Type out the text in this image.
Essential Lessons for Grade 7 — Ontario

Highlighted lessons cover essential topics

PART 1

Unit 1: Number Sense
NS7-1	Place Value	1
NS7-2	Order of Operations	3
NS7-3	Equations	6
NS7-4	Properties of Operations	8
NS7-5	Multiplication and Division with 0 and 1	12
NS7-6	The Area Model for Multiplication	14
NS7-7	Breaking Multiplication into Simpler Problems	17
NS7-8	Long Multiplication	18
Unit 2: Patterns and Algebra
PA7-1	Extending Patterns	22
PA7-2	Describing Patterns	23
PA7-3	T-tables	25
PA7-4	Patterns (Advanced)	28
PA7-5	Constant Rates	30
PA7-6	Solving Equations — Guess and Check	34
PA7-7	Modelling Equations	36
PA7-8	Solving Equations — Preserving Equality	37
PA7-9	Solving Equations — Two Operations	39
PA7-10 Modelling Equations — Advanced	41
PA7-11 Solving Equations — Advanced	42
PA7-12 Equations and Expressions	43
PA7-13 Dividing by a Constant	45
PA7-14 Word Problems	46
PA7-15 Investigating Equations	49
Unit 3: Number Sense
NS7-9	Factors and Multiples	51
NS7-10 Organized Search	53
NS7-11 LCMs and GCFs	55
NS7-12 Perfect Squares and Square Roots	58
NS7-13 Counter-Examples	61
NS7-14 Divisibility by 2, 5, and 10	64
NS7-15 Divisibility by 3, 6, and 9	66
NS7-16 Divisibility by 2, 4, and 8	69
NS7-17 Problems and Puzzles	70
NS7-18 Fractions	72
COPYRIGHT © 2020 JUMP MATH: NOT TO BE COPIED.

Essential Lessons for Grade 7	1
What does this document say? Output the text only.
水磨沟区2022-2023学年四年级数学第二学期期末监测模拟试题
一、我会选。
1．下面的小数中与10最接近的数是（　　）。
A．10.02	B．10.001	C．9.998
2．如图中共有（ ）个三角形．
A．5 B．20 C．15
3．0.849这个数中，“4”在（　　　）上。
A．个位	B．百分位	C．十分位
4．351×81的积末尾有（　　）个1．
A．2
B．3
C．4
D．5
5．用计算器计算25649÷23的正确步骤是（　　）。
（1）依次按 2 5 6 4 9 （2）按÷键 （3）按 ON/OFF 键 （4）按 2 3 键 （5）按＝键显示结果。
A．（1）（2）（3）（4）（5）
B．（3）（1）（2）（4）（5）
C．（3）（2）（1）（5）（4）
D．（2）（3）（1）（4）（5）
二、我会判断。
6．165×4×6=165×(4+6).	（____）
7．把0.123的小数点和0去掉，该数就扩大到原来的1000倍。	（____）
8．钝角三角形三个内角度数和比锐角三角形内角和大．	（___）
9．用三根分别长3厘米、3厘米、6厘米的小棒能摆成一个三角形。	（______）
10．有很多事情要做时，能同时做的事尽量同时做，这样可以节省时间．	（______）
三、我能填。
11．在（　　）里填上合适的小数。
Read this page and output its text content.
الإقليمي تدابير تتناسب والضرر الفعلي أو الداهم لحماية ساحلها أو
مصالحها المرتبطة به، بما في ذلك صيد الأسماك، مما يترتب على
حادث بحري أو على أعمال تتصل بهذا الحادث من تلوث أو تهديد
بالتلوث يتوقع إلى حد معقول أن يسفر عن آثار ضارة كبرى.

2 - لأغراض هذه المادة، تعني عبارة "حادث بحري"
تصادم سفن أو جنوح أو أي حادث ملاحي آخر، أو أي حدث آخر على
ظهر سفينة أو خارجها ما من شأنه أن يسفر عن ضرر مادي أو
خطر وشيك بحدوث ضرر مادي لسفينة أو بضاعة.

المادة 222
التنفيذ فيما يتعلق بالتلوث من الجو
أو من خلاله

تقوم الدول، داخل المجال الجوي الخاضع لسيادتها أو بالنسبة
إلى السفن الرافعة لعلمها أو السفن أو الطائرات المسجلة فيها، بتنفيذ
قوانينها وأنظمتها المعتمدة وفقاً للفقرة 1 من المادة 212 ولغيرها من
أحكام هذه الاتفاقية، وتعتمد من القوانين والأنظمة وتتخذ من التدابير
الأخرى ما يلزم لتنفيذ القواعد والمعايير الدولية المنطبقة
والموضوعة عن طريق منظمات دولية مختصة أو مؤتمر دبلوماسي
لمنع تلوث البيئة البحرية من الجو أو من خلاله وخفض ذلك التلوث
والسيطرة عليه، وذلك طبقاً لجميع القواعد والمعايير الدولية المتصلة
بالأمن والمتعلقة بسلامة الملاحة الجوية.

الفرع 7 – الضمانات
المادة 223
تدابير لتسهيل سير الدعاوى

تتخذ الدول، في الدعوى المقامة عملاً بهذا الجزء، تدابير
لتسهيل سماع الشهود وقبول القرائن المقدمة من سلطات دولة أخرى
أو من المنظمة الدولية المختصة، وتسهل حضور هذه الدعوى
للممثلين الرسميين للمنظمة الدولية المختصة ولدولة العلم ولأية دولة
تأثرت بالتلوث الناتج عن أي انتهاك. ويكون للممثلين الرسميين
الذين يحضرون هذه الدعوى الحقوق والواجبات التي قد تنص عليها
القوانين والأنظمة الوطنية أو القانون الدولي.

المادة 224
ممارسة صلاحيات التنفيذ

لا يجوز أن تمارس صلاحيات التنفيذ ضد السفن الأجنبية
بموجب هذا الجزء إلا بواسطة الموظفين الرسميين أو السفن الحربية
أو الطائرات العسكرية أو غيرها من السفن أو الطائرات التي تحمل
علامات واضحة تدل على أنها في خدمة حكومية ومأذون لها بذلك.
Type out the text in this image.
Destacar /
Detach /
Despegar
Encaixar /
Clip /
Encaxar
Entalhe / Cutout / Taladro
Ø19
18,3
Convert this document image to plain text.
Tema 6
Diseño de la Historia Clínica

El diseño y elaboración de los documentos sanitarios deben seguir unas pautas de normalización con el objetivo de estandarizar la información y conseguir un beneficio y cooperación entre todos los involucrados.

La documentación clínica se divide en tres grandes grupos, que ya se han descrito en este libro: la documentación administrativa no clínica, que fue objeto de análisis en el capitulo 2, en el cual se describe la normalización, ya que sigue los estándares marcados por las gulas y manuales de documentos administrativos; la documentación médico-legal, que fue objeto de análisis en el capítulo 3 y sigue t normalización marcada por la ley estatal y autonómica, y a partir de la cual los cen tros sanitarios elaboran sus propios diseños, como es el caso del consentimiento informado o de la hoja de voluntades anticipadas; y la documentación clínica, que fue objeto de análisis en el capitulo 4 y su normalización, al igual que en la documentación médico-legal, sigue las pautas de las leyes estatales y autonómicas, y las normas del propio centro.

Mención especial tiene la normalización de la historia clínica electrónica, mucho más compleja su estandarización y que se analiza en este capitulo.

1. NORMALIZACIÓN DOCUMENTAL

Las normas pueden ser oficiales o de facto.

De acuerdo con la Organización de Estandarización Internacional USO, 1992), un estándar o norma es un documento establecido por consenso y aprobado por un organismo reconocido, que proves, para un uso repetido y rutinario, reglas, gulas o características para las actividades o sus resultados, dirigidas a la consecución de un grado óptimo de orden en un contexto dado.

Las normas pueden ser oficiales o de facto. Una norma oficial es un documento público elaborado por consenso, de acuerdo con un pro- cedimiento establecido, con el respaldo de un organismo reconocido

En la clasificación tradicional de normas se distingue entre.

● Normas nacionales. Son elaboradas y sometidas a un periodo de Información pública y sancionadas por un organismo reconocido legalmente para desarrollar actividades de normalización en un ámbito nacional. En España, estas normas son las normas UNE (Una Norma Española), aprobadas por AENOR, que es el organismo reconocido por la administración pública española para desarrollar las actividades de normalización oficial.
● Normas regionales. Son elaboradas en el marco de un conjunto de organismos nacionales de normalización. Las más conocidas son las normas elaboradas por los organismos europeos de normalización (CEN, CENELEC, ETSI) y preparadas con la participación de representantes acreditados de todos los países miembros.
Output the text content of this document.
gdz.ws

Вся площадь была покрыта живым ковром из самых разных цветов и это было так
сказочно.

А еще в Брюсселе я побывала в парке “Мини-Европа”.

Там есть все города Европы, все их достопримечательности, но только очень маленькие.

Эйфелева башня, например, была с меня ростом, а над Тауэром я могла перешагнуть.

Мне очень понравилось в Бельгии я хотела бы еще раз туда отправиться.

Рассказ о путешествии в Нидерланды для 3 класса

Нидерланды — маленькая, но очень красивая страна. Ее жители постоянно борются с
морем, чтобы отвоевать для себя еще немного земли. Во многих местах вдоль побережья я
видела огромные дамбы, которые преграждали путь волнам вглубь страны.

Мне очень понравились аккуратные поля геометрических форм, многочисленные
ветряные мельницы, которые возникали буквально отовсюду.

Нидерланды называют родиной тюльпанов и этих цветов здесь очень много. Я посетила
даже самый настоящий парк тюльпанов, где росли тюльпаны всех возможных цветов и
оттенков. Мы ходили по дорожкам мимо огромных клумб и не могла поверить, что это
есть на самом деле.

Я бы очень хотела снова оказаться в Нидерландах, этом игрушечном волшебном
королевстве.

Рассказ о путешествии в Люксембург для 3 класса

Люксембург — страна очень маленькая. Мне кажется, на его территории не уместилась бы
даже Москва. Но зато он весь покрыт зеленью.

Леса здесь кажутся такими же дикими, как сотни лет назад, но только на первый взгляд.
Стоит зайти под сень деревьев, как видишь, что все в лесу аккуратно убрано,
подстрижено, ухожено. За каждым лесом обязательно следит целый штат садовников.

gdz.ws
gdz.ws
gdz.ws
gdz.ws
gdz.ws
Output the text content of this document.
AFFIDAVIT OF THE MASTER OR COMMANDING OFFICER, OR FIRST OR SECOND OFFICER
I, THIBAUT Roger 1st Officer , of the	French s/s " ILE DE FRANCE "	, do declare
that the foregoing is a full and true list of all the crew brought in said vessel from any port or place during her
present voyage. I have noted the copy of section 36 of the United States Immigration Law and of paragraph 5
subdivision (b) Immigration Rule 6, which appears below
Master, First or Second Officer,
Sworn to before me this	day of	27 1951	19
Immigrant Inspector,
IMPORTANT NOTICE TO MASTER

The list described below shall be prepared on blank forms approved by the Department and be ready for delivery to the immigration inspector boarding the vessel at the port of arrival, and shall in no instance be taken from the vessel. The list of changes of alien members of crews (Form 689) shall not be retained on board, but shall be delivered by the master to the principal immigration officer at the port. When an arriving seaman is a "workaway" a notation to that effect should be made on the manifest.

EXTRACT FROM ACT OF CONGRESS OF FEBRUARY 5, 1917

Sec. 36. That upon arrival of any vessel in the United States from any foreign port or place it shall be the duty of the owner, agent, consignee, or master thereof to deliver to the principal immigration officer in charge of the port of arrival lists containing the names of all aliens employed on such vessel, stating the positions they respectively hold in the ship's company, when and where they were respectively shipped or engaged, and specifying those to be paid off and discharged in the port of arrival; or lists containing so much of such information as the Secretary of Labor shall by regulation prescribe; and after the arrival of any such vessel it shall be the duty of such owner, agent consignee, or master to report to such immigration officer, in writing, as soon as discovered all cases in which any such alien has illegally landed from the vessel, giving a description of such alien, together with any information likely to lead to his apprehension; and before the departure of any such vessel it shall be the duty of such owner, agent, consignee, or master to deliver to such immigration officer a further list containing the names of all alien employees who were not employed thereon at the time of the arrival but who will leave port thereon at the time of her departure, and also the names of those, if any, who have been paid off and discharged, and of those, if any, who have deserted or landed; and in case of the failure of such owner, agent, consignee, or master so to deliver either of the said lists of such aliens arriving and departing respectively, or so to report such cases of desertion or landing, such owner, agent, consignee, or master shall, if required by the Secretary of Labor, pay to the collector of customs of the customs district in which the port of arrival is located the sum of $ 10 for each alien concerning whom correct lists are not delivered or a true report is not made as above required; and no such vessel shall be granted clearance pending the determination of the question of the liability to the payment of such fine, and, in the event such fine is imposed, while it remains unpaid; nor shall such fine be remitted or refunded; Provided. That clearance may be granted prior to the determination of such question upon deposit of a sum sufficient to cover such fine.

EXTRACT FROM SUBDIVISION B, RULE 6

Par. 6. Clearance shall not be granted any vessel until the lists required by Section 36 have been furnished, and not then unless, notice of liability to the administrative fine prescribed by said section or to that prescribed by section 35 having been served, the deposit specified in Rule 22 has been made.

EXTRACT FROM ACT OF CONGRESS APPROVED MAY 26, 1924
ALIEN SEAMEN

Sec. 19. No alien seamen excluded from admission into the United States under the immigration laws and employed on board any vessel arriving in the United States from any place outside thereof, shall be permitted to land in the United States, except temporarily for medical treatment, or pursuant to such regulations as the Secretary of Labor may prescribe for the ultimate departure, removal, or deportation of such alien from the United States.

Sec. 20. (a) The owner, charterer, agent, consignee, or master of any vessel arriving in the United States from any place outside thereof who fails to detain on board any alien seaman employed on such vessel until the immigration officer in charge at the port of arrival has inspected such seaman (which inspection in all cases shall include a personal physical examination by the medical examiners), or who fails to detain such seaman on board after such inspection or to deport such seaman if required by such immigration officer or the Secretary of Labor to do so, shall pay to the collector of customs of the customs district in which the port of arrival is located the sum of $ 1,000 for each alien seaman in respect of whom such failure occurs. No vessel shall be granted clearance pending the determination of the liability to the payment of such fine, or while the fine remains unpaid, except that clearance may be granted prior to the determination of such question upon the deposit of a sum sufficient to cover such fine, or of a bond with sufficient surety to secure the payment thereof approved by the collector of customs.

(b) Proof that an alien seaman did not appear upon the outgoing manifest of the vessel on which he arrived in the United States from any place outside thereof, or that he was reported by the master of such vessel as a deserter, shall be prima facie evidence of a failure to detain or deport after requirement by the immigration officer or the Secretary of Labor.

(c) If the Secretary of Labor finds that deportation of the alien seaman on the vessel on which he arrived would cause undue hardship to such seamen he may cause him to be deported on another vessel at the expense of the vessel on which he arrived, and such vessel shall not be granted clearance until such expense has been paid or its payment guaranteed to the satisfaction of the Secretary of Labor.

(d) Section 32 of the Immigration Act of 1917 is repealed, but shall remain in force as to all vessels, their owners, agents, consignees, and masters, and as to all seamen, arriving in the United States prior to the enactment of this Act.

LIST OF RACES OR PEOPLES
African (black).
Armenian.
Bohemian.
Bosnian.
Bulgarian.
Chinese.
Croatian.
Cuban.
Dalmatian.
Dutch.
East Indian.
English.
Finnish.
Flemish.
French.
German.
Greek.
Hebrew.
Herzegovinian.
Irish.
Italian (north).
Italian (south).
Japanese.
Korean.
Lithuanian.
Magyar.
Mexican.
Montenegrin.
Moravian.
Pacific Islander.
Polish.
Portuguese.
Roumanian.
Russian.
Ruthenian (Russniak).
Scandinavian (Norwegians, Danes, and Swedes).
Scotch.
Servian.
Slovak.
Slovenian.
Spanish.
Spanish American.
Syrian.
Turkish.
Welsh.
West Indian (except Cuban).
______
• EXERCISE DETAILS
Which lines hold the word "маленькая"? Copy each of them from the records.

• RESULT
Нидерланды — маленькая, но очень красивая страна. Ее жители постоянно борются с
Люксембург — страна очень маленькая. Мне кажется, на его территории не уместилась бы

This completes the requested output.